§ **GIVEN TEXT**

☆ ☆ ☆ ☆ ☆ ☆ ☆

1     Onion, Large, medium dice
4     Cloves Garlic, peel and smash
1     Tbs. Olive Oil

4     Sweet Potatoes, peeled, about 3 Lbs.
12   Cups Vegetable Stock or Water
1     Tbs. Dark Chile Powder
2     tsp. Cajun-Creole Spice
1/4  tsp. Cinnamon, ground
1/2  tsp. Salt

2      Grapefruit, squeeze, one cup juice
1/2   Cup Almond Butter
2      Tbs. Maple Syrup

Place onion, garlic and oil into a hot pot.

Cook ingredients for a few minutes.

Add sweet potatoes and stock.

Bring to a boil.

Turn down to simmer and add spices.

Boil until sweet potatoes are soft, about 30 minutes.

Blend all ingredients in small batches in blender.

You may need to add a bit more water if it is too thick.

Pour puree into a large bowl as you go.

☆ ☆ ☆ ☆ ☆ ☆ ☆

§ **RECORDED DATA**
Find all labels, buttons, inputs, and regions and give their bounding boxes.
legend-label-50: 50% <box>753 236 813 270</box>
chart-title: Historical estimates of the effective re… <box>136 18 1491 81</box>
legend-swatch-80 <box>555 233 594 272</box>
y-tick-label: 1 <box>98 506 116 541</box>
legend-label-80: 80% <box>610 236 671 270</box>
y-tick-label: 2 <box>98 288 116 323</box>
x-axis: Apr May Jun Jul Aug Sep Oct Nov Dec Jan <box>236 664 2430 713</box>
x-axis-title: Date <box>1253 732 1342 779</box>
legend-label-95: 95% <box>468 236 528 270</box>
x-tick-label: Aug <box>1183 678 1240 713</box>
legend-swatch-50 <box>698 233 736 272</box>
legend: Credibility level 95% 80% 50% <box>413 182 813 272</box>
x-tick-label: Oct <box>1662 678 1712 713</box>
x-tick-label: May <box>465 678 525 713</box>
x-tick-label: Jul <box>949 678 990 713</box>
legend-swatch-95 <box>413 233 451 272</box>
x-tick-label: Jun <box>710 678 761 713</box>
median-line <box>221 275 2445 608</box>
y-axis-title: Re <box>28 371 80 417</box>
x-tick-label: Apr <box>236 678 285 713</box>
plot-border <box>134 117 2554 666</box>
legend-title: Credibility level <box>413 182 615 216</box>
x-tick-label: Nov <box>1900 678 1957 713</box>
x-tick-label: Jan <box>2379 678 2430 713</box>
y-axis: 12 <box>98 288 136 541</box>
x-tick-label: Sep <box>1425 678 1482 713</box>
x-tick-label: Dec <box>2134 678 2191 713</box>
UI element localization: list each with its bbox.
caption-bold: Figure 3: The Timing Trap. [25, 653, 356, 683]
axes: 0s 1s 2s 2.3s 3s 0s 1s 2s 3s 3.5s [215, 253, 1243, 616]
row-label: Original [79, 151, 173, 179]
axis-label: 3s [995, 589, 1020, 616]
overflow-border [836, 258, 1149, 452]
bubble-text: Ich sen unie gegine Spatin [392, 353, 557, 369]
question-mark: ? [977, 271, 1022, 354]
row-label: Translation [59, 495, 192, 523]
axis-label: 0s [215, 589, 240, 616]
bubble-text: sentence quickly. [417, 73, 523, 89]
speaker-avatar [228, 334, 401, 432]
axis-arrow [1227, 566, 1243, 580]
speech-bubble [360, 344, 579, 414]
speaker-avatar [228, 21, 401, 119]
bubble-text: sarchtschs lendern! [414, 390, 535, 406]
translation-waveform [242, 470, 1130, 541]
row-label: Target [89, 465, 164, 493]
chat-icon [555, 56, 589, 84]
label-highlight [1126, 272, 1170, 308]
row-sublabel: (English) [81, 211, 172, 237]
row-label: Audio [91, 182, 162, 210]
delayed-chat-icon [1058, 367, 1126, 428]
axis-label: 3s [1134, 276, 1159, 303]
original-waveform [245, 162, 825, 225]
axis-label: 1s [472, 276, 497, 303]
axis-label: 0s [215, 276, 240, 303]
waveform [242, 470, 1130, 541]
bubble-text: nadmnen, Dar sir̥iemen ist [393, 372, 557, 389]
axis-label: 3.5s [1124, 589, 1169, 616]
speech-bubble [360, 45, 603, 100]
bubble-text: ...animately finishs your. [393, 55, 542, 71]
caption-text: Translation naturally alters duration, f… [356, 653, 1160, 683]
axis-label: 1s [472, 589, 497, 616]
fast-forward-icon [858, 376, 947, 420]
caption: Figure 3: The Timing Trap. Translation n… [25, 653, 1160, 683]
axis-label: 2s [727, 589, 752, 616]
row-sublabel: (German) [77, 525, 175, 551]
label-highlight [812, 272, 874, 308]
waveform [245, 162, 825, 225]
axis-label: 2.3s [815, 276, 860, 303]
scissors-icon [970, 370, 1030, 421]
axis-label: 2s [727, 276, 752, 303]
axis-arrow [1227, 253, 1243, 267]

☆ ☆ ☆ ☆ ☆ ☆ ☆

§ **SHORT EXERCISE 1**
Retype the sweet potato recipe from "4     Sweet Potatoes, peeled, about" to "a few minutes.".
§ **SHORT EXERCISE 2**
Answer from the sweet potato recipe:
(a) How many cloves of garlic are listed?
(b) About how long should the sweet potatoes boil?
(c) How much almond butter is called for?
§ **SHORT EXERCISE 3**
Continue the sweet potato recipe from its last instruction.

§ **EXPECTED OUTPUT 1**
4     Sweet Potatoes, peeled, about 3 Lbs.
12   Cups Vegetable Stock or Water
1     Tbs. Dark Chile Powder
2     tsp. Cajun-Creole Spice
1/4  tsp. Cinnamon, ground
1/2  tsp. Salt

2      Grapefruit, squeeze, one cup juice
1/2   Cup Almond Butter
2      Tbs. Maple Syrup

Place onion, garlic and oil into a hot pot.

Cook ingredients for a few minutes.

§ **EXPECTED OUTPUT 2**
(a) 4 cloves
(b) About 30 minutes
(c) 1/2 cup

§ **EXPECTED OUTPUT 3**
Mix in almond butter, grapefruit juice and syrup.


New Taste Thinking:

This recipe makes a lot of soup. The good news is that it freezes well.

This was a very popular soup at my restaurant. Back in those days I finished the soup with heavy cream and it was great. I have changed my ways and now I like to add the creaminess to my soups with nut butters.
1/2 cup may seem like a lot of almond butter but it is only 8 tablespoons which is less than half a tablespoon per serving.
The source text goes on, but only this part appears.